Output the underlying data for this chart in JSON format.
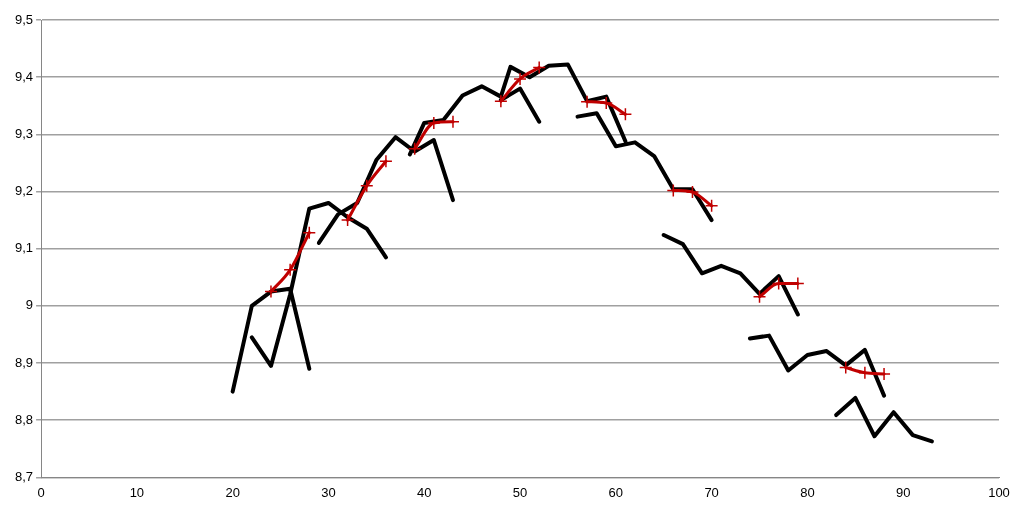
{
  "chart_data": {
    "type": "line",
    "xlim": [
      0,
      100
    ],
    "xticks": [
      0,
      10,
      20,
      30,
      40,
      50,
      60,
      70,
      80,
      90,
      100
    ],
    "ylim": [
      8.7,
      9.5
    ],
    "yticks": [
      {
        "value": 8.7,
        "label": "8,7"
      },
      {
        "value": 8.8,
        "label": "8,8"
      },
      {
        "value": 8.9,
        "label": "8,9"
      },
      {
        "value": 9,
        "label": "9"
      },
      {
        "value": 9.1,
        "label": "9,1"
      },
      {
        "value": 9.2,
        "label": "9,2"
      },
      {
        "value": 9.3,
        "label": "9,3"
      },
      {
        "value": 9.4,
        "label": "9,4"
      },
      {
        "value": 9.5,
        "label": "9,5"
      }
    ],
    "grid": "y",
    "legend": false,
    "line_style": "solid",
    "series": [
      {
        "color": "#000000",
        "marker": "none",
        "x": [
          20,
          22,
          24,
          26,
          28
        ],
        "values": [
          8.85,
          9.0,
          9.025,
          9.03,
          8.89
        ]
      },
      {
        "color": "#000000",
        "marker": "none",
        "x": [
          22,
          24,
          26,
          28,
          30,
          32,
          34,
          36
        ],
        "values": [
          8.945,
          8.895,
          9.02,
          9.17,
          9.18,
          9.155,
          9.135,
          9.085
        ]
      },
      {
        "color": "#000000",
        "marker": "none",
        "x": [
          29,
          31,
          33,
          35,
          37,
          39,
          41,
          43
        ],
        "values": [
          9.11,
          9.16,
          9.18,
          9.255,
          9.295,
          9.27,
          9.29,
          9.185
        ]
      },
      {
        "color": "#000000",
        "marker": "none",
        "x": [
          38.5,
          40,
          42,
          44,
          46,
          48,
          49,
          51,
          53,
          55,
          57,
          59,
          61
        ],
        "values": [
          9.265,
          9.32,
          9.325,
          9.368,
          9.384,
          9.366,
          9.418,
          9.4,
          9.42,
          9.422,
          9.358,
          9.366,
          9.288
        ]
      },
      {
        "color": "#000000",
        "marker": "none",
        "x": [
          48,
          50,
          52
        ],
        "values": [
          9.36,
          9.38,
          9.322
        ]
      },
      {
        "color": "#000000",
        "marker": "none",
        "x": [
          56,
          58,
          60,
          62,
          64,
          66,
          68,
          70
        ],
        "values": [
          9.331,
          9.337,
          9.279,
          9.286,
          9.262,
          9.204,
          9.204,
          9.15
        ]
      },
      {
        "color": "#000000",
        "marker": "none",
        "x": [
          65,
          67,
          69,
          71,
          73,
          75,
          77,
          79
        ],
        "values": [
          9.124,
          9.108,
          9.057,
          9.07,
          9.057,
          9.021,
          9.052,
          8.985
        ]
      },
      {
        "color": "#000000",
        "marker": "none",
        "x": [
          74,
          76,
          78,
          80,
          82,
          84,
          86,
          88
        ],
        "values": [
          8.943,
          8.948,
          8.887,
          8.914,
          8.921,
          8.896,
          8.923,
          8.843
        ]
      },
      {
        "color": "#000000",
        "marker": "none",
        "x": [
          83,
          85,
          87,
          89,
          91,
          93
        ],
        "values": [
          8.809,
          8.839,
          8.772,
          8.814,
          8.774,
          8.763
        ]
      },
      {
        "color": "#c00000",
        "marker": "cross",
        "x": [
          24,
          26,
          28
        ],
        "values": [
          9.025,
          9.063,
          9.128
        ]
      },
      {
        "color": "#c00000",
        "marker": "cross",
        "x": [
          32,
          34,
          36
        ],
        "values": [
          9.15,
          9.21,
          9.253
        ]
      },
      {
        "color": "#c00000",
        "marker": "cross",
        "x": [
          39,
          41,
          43
        ],
        "values": [
          9.275,
          9.32,
          9.322
        ]
      },
      {
        "color": "#c00000",
        "marker": "cross",
        "x": [
          48,
          50,
          52
        ],
        "values": [
          9.358,
          9.397,
          9.417
        ]
      },
      {
        "color": "#c00000",
        "marker": "cross",
        "x": [
          57,
          59,
          61
        ],
        "values": [
          9.357,
          9.355,
          9.335
        ]
      },
      {
        "color": "#c00000",
        "marker": "cross",
        "x": [
          66,
          68,
          70
        ],
        "values": [
          9.202,
          9.199,
          9.175
        ]
      },
      {
        "color": "#c00000",
        "marker": "cross",
        "x": [
          75,
          77,
          79
        ],
        "values": [
          9.016,
          9.039,
          9.039
        ]
      },
      {
        "color": "#c00000",
        "marker": "cross",
        "x": [
          84,
          86,
          88
        ],
        "values": [
          8.892,
          8.883,
          8.881
        ]
      }
    ]
  }
}
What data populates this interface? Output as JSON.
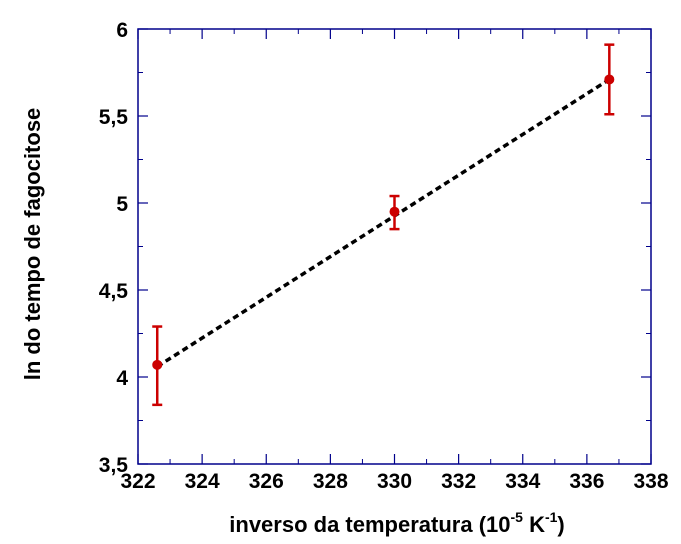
{
  "chart_data": {
    "type": "scatter",
    "xlabel": "inverso da temperatura (10",
    "xlabel_exp1": "-5",
    "xlabel_mid": " K",
    "xlabel_exp2": "-1",
    "xlabel_end": ")",
    "ylabel": "ln do tempo de fagocitose",
    "xlim": [
      322,
      338
    ],
    "ylim": [
      3.5,
      6
    ],
    "x_ticks": [
      {
        "value": 322,
        "label": "322"
      },
      {
        "value": 324,
        "label": "324"
      },
      {
        "value": 326,
        "label": "326"
      },
      {
        "value": 328,
        "label": "328"
      },
      {
        "value": 330,
        "label": "330"
      },
      {
        "value": 332,
        "label": "332"
      },
      {
        "value": 334,
        "label": "334"
      },
      {
        "value": 336,
        "label": "336"
      },
      {
        "value": 338,
        "label": "338"
      }
    ],
    "y_ticks": [
      {
        "value": 3.5,
        "label": "3,5"
      },
      {
        "value": 4,
        "label": "4"
      },
      {
        "value": 4.5,
        "label": "4,5"
      },
      {
        "value": 5,
        "label": "5"
      },
      {
        "value": 5.5,
        "label": "5,5"
      },
      {
        "value": 6,
        "label": "6"
      }
    ],
    "points": [
      {
        "x": 322.6,
        "y": 4.07,
        "err_low": 3.84,
        "err_high": 4.29
      },
      {
        "x": 330.0,
        "y": 4.95,
        "err_low": 4.85,
        "err_high": 5.04
      },
      {
        "x": 336.7,
        "y": 5.71,
        "err_low": 5.51,
        "err_high": 5.91
      }
    ],
    "fit_line": {
      "x": [
        322.6,
        336.7
      ],
      "y": [
        4.06,
        5.71
      ]
    },
    "grid": false,
    "colors": {
      "points": "#cc0000",
      "fit": "#000000",
      "axes": "#00008b"
    }
  }
}
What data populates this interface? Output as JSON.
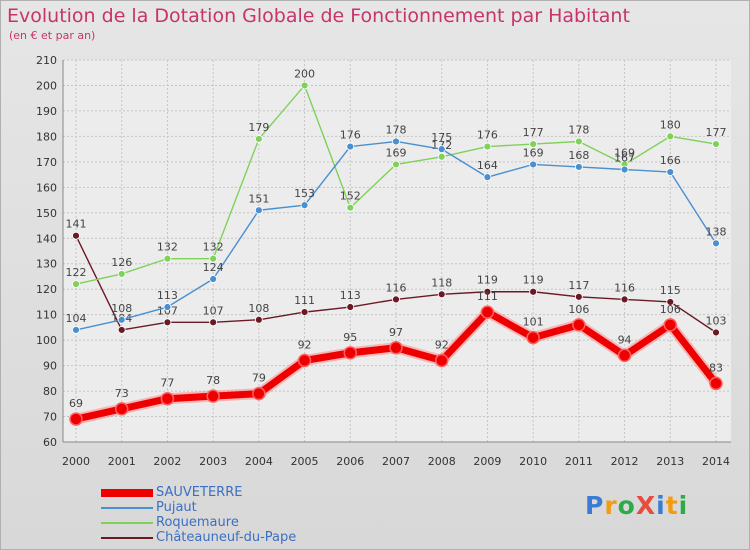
{
  "header": {
    "title": "Evolution de la Dotation Globale de Fonctionnement par Habitant",
    "subtitle": "(en € et par an)"
  },
  "logo": {
    "text": "ProXiti",
    "colors": [
      "#3a7bd5",
      "#f39c12",
      "#2eaa4a",
      "#e74c3c",
      "#3a7bd5",
      "#f39c12",
      "#2eaa4a"
    ]
  },
  "chart_data": {
    "type": "line",
    "x": [
      "2000",
      "2001",
      "2002",
      "2003",
      "2004",
      "2005",
      "2006",
      "2007",
      "2008",
      "2009",
      "2010",
      "2011",
      "2012",
      "2013",
      "2014"
    ],
    "ylim": [
      60,
      210
    ],
    "yticks": [
      60,
      70,
      80,
      90,
      100,
      110,
      120,
      130,
      140,
      150,
      160,
      170,
      180,
      190,
      200,
      210
    ],
    "grid": true,
    "legend_placement": "bottom-left",
    "series": [
      {
        "name": "SAUVETERRE",
        "color": "#ee0000",
        "highlight": true,
        "values": [
          69,
          73,
          77,
          78,
          79,
          92,
          95,
          97,
          92,
          111,
          101,
          106,
          94,
          106,
          83
        ]
      },
      {
        "name": "Pujaut",
        "color": "#4a8fcf",
        "values": [
          104,
          108,
          113,
          124,
          151,
          153,
          176,
          178,
          175,
          164,
          169,
          168,
          167,
          166,
          138
        ]
      },
      {
        "name": "Roquemaure",
        "color": "#7fd15a",
        "values": [
          122,
          126,
          132,
          132,
          179,
          200,
          152,
          169,
          172,
          176,
          177,
          178,
          169,
          180,
          177
        ]
      },
      {
        "name": "Châteauneuf-du-Pape",
        "color": "#6b1a24",
        "values": [
          141,
          104,
          107,
          107,
          108,
          111,
          113,
          116,
          118,
          119,
          119,
          117,
          116,
          115,
          103
        ]
      }
    ]
  }
}
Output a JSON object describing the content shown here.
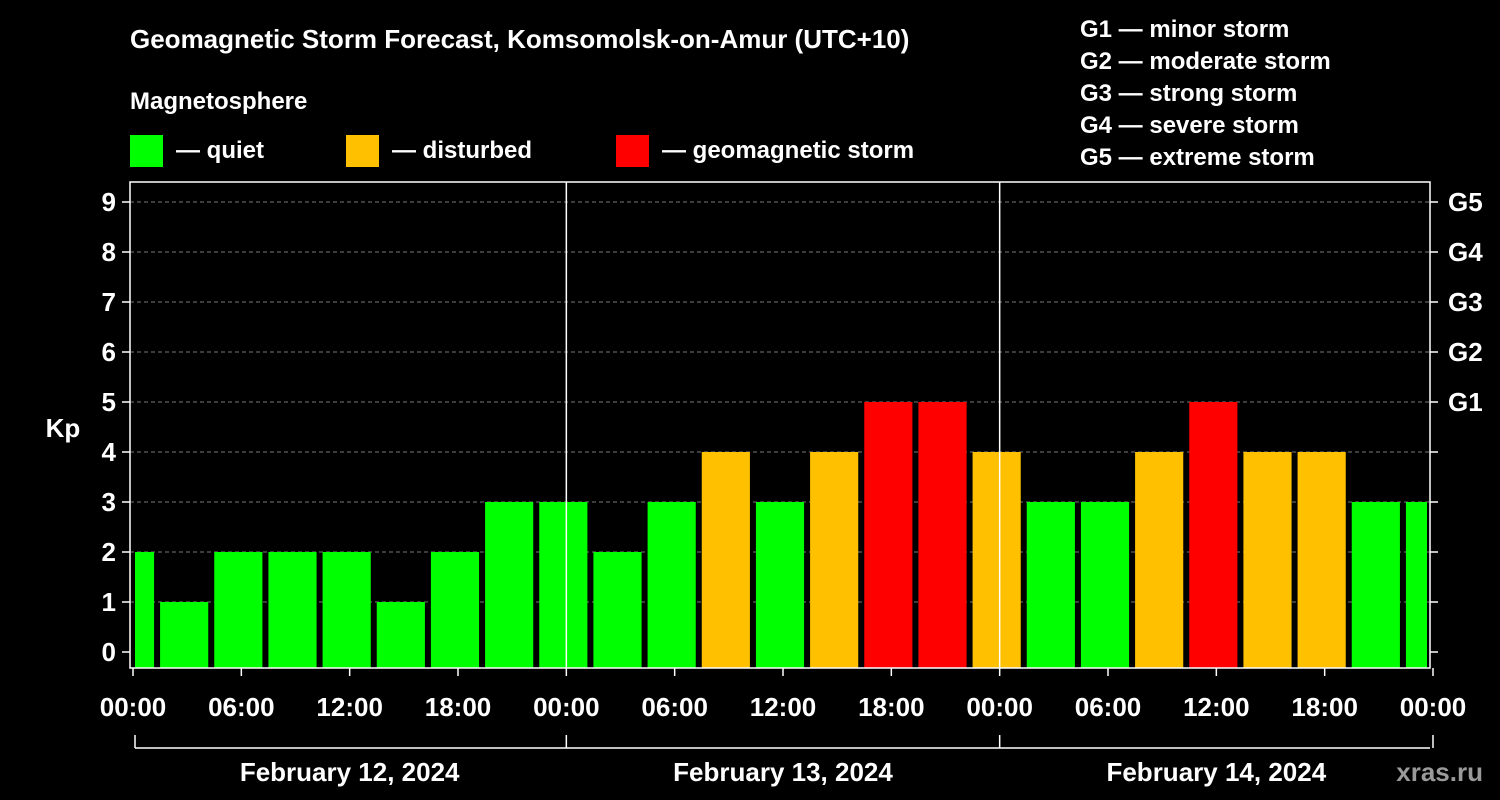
{
  "chart_data": {
    "type": "bar",
    "title": "Geomagnetic Storm Forecast, Komsomolsk-on-Amur (UTC+10)",
    "ylabel": "Kp",
    "ylim": [
      0,
      9
    ],
    "yticks": [
      0,
      1,
      2,
      3,
      4,
      5,
      6,
      7,
      8,
      9
    ],
    "right_axis_labels": [
      {
        "kp": 5,
        "label": "G1"
      },
      {
        "kp": 6,
        "label": "G2"
      },
      {
        "kp": 7,
        "label": "G3"
      },
      {
        "kp": 8,
        "label": "G4"
      },
      {
        "kp": 9,
        "label": "G5"
      }
    ],
    "xtick_labels": [
      "00:00",
      "06:00",
      "12:00",
      "18:00",
      "00:00",
      "06:00",
      "12:00",
      "18:00",
      "00:00",
      "06:00",
      "12:00",
      "18:00",
      "00:00"
    ],
    "days": [
      "February 12, 2024",
      "February 13, 2024",
      "February 14, 2024"
    ],
    "interval_hours": 3,
    "values": [
      2,
      1,
      2,
      2,
      2,
      1,
      2,
      3,
      3,
      2,
      3,
      4,
      3,
      4,
      5,
      5,
      4,
      3,
      3,
      4,
      5,
      4,
      4,
      3,
      3
    ],
    "legend": {
      "title": "Magnetosphere",
      "items": [
        {
          "label": "— quiet",
          "color": "#00ff00"
        },
        {
          "label": "— disturbed",
          "color": "#ffc000"
        },
        {
          "label": "— geomagnetic storm",
          "color": "#ff0000"
        }
      ]
    },
    "storm_scale": [
      "G1 — minor storm",
      "G2 — moderate storm",
      "G3 — strong storm",
      "G4 — severe storm",
      "G5 — extreme storm"
    ],
    "grid": true
  },
  "watermark": "xras.ru"
}
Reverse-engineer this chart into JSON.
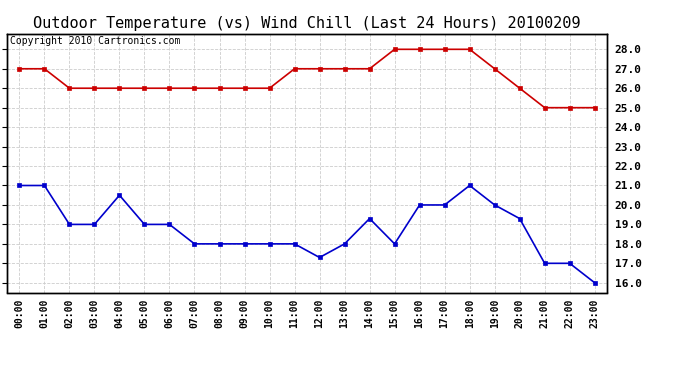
{
  "title": "Outdoor Temperature (vs) Wind Chill (Last 24 Hours) 20100209",
  "copyright": "Copyright 2010 Cartronics.com",
  "x_labels": [
    "00:00",
    "01:00",
    "02:00",
    "03:00",
    "04:00",
    "05:00",
    "06:00",
    "07:00",
    "08:00",
    "09:00",
    "10:00",
    "11:00",
    "12:00",
    "13:00",
    "14:00",
    "15:00",
    "16:00",
    "17:00",
    "18:00",
    "19:00",
    "20:00",
    "21:00",
    "22:00",
    "23:00"
  ],
  "temp_data": [
    27.0,
    27.0,
    26.0,
    26.0,
    26.0,
    26.0,
    26.0,
    26.0,
    26.0,
    26.0,
    26.0,
    27.0,
    27.0,
    27.0,
    27.0,
    28.0,
    28.0,
    28.0,
    28.0,
    27.0,
    26.0,
    25.0,
    25.0,
    25.0
  ],
  "wind_chill_data": [
    21.0,
    21.0,
    19.0,
    19.0,
    20.5,
    19.0,
    19.0,
    18.0,
    18.0,
    18.0,
    18.0,
    18.0,
    17.3,
    18.0,
    19.3,
    18.0,
    20.0,
    20.0,
    21.0,
    20.0,
    19.3,
    17.0,
    17.0,
    16.0
  ],
  "temp_color": "#cc0000",
  "wind_chill_color": "#0000cc",
  "ylim": [
    15.5,
    28.8
  ],
  "yticks": [
    16.0,
    17.0,
    18.0,
    19.0,
    20.0,
    21.0,
    22.0,
    23.0,
    24.0,
    25.0,
    26.0,
    27.0,
    28.0
  ],
  "grid_color": "#cccccc",
  "bg_color": "#ffffff",
  "title_fontsize": 11,
  "copyright_fontsize": 7,
  "tick_fontsize": 8,
  "xtick_fontsize": 7
}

TASK PROMPT
Do not include the pictures. Quote only the lines from the line with "Reverse-engineer this chart into JSON." through the end of the material, both ends included, exactly.

OUTPUT OF THE TASK
Reverse-engineer this chart into JSON.
{
  "title": "Outdoor Temperature (vs) Wind Chill (Last 24 Hours) 20100209",
  "copyright": "Copyright 2010 Cartronics.com",
  "x_labels": [
    "00:00",
    "01:00",
    "02:00",
    "03:00",
    "04:00",
    "05:00",
    "06:00",
    "07:00",
    "08:00",
    "09:00",
    "10:00",
    "11:00",
    "12:00",
    "13:00",
    "14:00",
    "15:00",
    "16:00",
    "17:00",
    "18:00",
    "19:00",
    "20:00",
    "21:00",
    "22:00",
    "23:00"
  ],
  "temp_data": [
    27.0,
    27.0,
    26.0,
    26.0,
    26.0,
    26.0,
    26.0,
    26.0,
    26.0,
    26.0,
    26.0,
    27.0,
    27.0,
    27.0,
    27.0,
    28.0,
    28.0,
    28.0,
    28.0,
    27.0,
    26.0,
    25.0,
    25.0,
    25.0
  ],
  "wind_chill_data": [
    21.0,
    21.0,
    19.0,
    19.0,
    20.5,
    19.0,
    19.0,
    18.0,
    18.0,
    18.0,
    18.0,
    18.0,
    17.3,
    18.0,
    19.3,
    18.0,
    20.0,
    20.0,
    21.0,
    20.0,
    19.3,
    17.0,
    17.0,
    16.0
  ],
  "temp_color": "#cc0000",
  "wind_chill_color": "#0000cc",
  "ylim": [
    15.5,
    28.8
  ],
  "yticks": [
    16.0,
    17.0,
    18.0,
    19.0,
    20.0,
    21.0,
    22.0,
    23.0,
    24.0,
    25.0,
    26.0,
    27.0,
    28.0
  ],
  "grid_color": "#cccccc",
  "bg_color": "#ffffff",
  "title_fontsize": 11,
  "copyright_fontsize": 7,
  "tick_fontsize": 8,
  "xtick_fontsize": 7
}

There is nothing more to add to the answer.